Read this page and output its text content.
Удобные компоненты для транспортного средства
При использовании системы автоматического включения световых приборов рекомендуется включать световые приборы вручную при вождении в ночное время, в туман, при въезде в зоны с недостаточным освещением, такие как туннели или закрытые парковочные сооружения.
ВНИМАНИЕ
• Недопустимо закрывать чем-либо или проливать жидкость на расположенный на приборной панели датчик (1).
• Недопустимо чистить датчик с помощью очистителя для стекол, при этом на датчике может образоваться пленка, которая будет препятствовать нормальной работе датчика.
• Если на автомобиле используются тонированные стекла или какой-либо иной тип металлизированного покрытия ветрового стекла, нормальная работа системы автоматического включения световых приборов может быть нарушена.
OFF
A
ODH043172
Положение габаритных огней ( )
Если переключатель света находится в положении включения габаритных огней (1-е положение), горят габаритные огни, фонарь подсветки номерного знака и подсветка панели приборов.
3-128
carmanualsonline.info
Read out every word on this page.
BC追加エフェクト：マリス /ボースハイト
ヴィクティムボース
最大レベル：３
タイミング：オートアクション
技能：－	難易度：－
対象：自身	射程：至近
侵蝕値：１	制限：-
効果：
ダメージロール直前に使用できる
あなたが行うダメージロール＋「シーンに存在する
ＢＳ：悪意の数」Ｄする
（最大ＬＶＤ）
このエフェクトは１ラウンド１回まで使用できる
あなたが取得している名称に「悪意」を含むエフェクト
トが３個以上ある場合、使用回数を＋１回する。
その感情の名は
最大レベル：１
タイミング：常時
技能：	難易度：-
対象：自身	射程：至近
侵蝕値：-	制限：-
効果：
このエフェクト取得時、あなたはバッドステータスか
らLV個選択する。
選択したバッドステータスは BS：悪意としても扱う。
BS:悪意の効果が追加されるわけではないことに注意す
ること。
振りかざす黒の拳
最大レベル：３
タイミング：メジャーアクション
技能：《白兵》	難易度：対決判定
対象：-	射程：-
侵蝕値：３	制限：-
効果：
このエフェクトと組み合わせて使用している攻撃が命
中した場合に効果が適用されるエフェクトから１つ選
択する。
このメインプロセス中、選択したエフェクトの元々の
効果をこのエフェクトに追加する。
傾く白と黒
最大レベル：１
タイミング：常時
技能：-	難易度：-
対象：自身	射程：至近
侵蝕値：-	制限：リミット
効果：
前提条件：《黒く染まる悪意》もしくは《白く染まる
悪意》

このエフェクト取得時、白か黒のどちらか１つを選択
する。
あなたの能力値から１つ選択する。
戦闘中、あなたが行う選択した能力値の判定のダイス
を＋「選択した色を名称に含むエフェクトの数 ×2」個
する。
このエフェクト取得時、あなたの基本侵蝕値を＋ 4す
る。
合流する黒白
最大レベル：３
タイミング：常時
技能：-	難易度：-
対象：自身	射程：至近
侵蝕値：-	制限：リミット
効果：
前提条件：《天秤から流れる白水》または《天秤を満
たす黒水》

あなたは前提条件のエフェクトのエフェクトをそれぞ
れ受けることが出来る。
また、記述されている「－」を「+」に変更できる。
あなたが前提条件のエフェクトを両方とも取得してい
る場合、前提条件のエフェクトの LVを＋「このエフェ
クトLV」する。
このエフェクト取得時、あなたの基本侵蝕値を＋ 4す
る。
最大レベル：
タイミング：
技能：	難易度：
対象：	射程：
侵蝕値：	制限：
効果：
──────────────────────────────
» **GIVEN EXERCISE**:
Set down the material above again, word for word.

» **EXERCISE OUTPUT**:
Read this page and output its text content.
Удобные компоненты для транспортного средства
При использовании системы автоматического включения световых приборов рекомендуется включать световые приборы вручную при вождении в ночное время, в туман, при въезде в зоны с недостаточным освещением, такие как туннели или закрытые парковочные сооружения.
ВНИМАНИЕ
• Недопустимо закрывать чем-либо или проливать жидкость на расположенный на приборной панели датчик (1).
• Недопустимо чистить датчик с помощью очистителя для стекол, при этом на датчике может образоваться пленка, которая будет препятствовать нормальной работе датчика.
• Если на автомобиле используются тонированные стекла или какой-либо иной тип металлизированного покрытия ветрового стекла, нормальная работа системы автоматического включения световых приборов может быть нарушена.
OFF
A
ODH043172
Положение габаритных огней ( )
Если переключатель света находится в положении включения габаритных огней (1-е положение), горят габаритные огни, фонарь подсветки номерного знака и подсветка панели приборов.
3-128
carmanualsonline.info
Read out every word on this page.
BC追加エフェクト：マリス /ボースハイト
ヴィクティムボース
最大レベル：３
タイミング：オートアクション
技能：－	難易度：－
対象：自身	射程：至近
侵蝕値：１	制限：-
効果：
ダメージロール直前に使用できる
あなたが行うダメージロール＋「シーンに存在する
ＢＳ：悪意の数」Ｄする
（最大ＬＶＤ）
このエフェクトは１ラウンド１回まで使用できる
あなたが取得している名称に「悪意」を含むエフェクト
トが３個以上ある場合、使用回数を＋１回する。
その感情の名は
最大レベル：１
タイミング：常時
技能：	難易度：-
対象：自身	射程：至近
侵蝕値：-	制限：-
効果：
このエフェクト取得時、あなたはバッドステータスか
らLV個選択する。
選択したバッドステータスは BS：悪意としても扱う。
BS:悪意の効果が追加されるわけではないことに注意す
ること。
振りかざす黒の拳
最大レベル：３
タイミング：メジャーアクション
技能：《白兵》	難易度：対決判定
対象：-	射程：-
侵蝕値：３	制限：-
効果：
このエフェクトと組み合わせて使用している攻撃が命
中した場合に効果が適用されるエフェクトから１つ選
択する。
このメインプロセス中、選択したエフェクトの元々の
効果をこのエフェクトに追加する。
傾く白と黒
最大レベル：１
タイミング：常時
技能：-	難易度：-
対象：自身	射程：至近
侵蝕値：-	制限：リミット
効果：
前提条件：《黒く染まる悪意》もしくは《白く染まる
悪意》

このエフェクト取得時、白か黒のどちらか１つを選択
する。
あなたの能力値から１つ選択する。
戦闘中、あなたが行う選択した能力値の判定のダイス
を＋「選択した色を名称に含むエフェクトの数 ×2」個
する。
このエフェクト取得時、あなたの基本侵蝕値を＋ 4す
る。
合流する黒白
最大レベル：３
タイミング：常時
技能：-	難易度：-
対象：自身	射程：至近
侵蝕値：-	制限：リミット
効果：
前提条件：《天秤から流れる白水》または《天秤を満
たす黒水》

あなたは前提条件のエフェクトのエフェクトをそれぞ
れ受けることが出来る。
また、記述されている「－」を「+」に変更できる。
あなたが前提条件のエフェクトを両方とも取得してい
る場合、前提条件のエフェクトの LVを＋「このエフェ
クトLV」する。
このエフェクト取得時、あなたの基本侵蝕値を＋ 4す
る。
最大レベル：
タイミング：
技能：	難易度：
対象：	射程：
侵蝕値：	制限：
効果：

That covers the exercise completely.